Input rows:

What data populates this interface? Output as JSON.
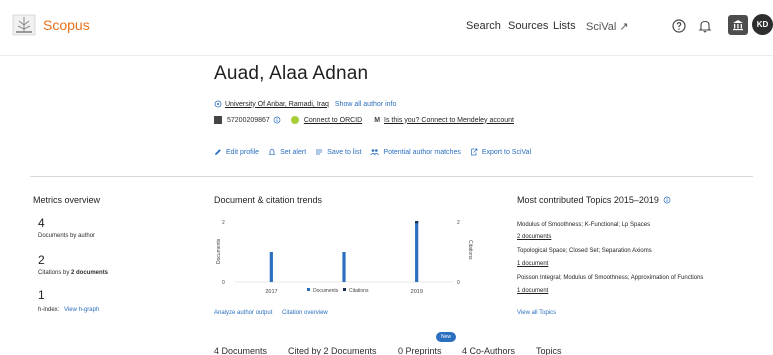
{
  "header": {
    "logo_text": "Scopus",
    "nav": {
      "search": "Search",
      "sources": "Sources",
      "lists": "Lists",
      "scival": "SciVal ↗"
    },
    "avatar_initials": "KD",
    "icons": [
      "help-icon",
      "bell-icon",
      "institution-icon"
    ]
  },
  "author": {
    "name": "Auad, Alaa Adnan",
    "affiliation": "University Of Anbar, Ramadi, Iraq",
    "show_all_info": "Show all author info",
    "scopus_id": "57200209867",
    "connect_orcid": "Connect to ORCID",
    "mendeley": "Is this you? Connect to Mendeley account"
  },
  "actions": {
    "edit_profile": "Edit profile",
    "set_alert": "Set alert",
    "save_to_list": "Save to list",
    "potential_matches": "Potential author matches",
    "export_scival": "Export to SciVal"
  },
  "metrics": {
    "title": "Metrics overview",
    "documents_value": "4",
    "documents_label": "Documents by author",
    "citations_value": "2",
    "citations_label_prefix": "Citations by ",
    "citations_label_bold": "2 documents",
    "hindex_value": "1",
    "hindex_label": "h-index:",
    "hindex_link": "View h-graph"
  },
  "trends": {
    "title": "Document & citation trends",
    "analyze_link": "Analyze author output",
    "citation_overview_link": "Citation overview"
  },
  "chart_data": {
    "type": "bar",
    "title": "Document & citation trends",
    "ylabel": "Documents",
    "y2label": "Citations",
    "x_ticks": [
      "2017",
      "2019"
    ],
    "y_ticks": [
      "0",
      "1",
      "2"
    ],
    "y2_ticks": [
      "0",
      "1",
      "2"
    ],
    "ylim": [
      0,
      2
    ],
    "series": [
      {
        "name": "Documents",
        "points": [
          {
            "x": 2017,
            "y": 1
          },
          {
            "x": 2018,
            "y": 1
          },
          {
            "x": 2019,
            "y": 2
          }
        ]
      },
      {
        "name": "Citations",
        "points": [
          {
            "x": 2019,
            "y": 2
          }
        ]
      }
    ],
    "legend": [
      "Documents",
      "Citations"
    ],
    "colors": {
      "documents": "#2b6fbf",
      "citations": "#1c2c4c"
    }
  },
  "topics": {
    "title": "Most contributed Topics 2015–2019",
    "items": [
      {
        "name": "Modulus of Smoothness; K-Functional; Lp Spaces",
        "docs": "2 documents"
      },
      {
        "name": "Topological Space; Closed Set; Separation Axioms",
        "docs": "1 document"
      },
      {
        "name": "Poisson Integral; Modulus of Smoothness; Approximation of Functions",
        "docs": "1 document"
      }
    ],
    "view_all": "View all Topics"
  },
  "tabs": {
    "documents": "4 Documents",
    "cited_by": "Cited by 2 Documents",
    "preprints": "0 Preprints",
    "coauthors": "4 Co-Authors",
    "topics": "Topics",
    "new_badge": "New"
  }
}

Stated goal: Transcribe the preceding listing in its entirety and with exact wording, leaving out pictures.

The output:
What data populates this interface? Output as JSON.
{
  "header": {
    "logo_text": "Scopus",
    "nav": {
      "search": "Search",
      "sources": "Sources",
      "lists": "Lists",
      "scival": "SciVal ↗"
    },
    "avatar_initials": "KD",
    "icons": [
      "help-icon",
      "bell-icon",
      "institution-icon"
    ]
  },
  "author": {
    "name": "Auad, Alaa Adnan",
    "affiliation": "University Of Anbar, Ramadi, Iraq",
    "show_all_info": "Show all author info",
    "scopus_id": "57200209867",
    "connect_orcid": "Connect to ORCID",
    "mendeley": "Is this you? Connect to Mendeley account"
  },
  "actions": {
    "edit_profile": "Edit profile",
    "set_alert": "Set alert",
    "save_to_list": "Save to list",
    "potential_matches": "Potential author matches",
    "export_scival": "Export to SciVal"
  },
  "metrics": {
    "title": "Metrics overview",
    "documents_value": "4",
    "documents_label": "Documents by author",
    "citations_value": "2",
    "citations_label_prefix": "Citations by ",
    "citations_label_bold": "2 documents",
    "hindex_value": "1",
    "hindex_label": "h-index:",
    "hindex_link": "View h-graph"
  },
  "trends": {
    "title": "Document & citation trends",
    "analyze_link": "Analyze author output",
    "citation_overview_link": "Citation overview"
  },
  "chart_data": {
    "type": "bar",
    "title": "Document & citation trends",
    "ylabel": "Documents",
    "y2label": "Citations",
    "x_ticks": [
      "2017",
      "2019"
    ],
    "y_ticks": [
      "0",
      "1",
      "2"
    ],
    "y2_ticks": [
      "0",
      "1",
      "2"
    ],
    "ylim": [
      0,
      2
    ],
    "series": [
      {
        "name": "Documents",
        "points": [
          {
            "x": 2017,
            "y": 1
          },
          {
            "x": 2018,
            "y": 1
          },
          {
            "x": 2019,
            "y": 2
          }
        ]
      },
      {
        "name": "Citations",
        "points": [
          {
            "x": 2019,
            "y": 2
          }
        ]
      }
    ],
    "legend": [
      "Documents",
      "Citations"
    ],
    "colors": {
      "documents": "#2b6fbf",
      "citations": "#1c2c4c"
    }
  },
  "topics": {
    "title": "Most contributed Topics 2015–2019",
    "items": [
      {
        "name": "Modulus of Smoothness; K-Functional; Lp Spaces",
        "docs": "2 documents"
      },
      {
        "name": "Topological Space; Closed Set; Separation Axioms",
        "docs": "1 document"
      },
      {
        "name": "Poisson Integral; Modulus of Smoothness; Approximation of Functions",
        "docs": "1 document"
      }
    ],
    "view_all": "View all Topics"
  },
  "tabs": {
    "documents": "4 Documents",
    "cited_by": "Cited by 2 Documents",
    "preprints": "0 Preprints",
    "coauthors": "4 Co-Authors",
    "topics": "Topics",
    "new_badge": "New"
  }
}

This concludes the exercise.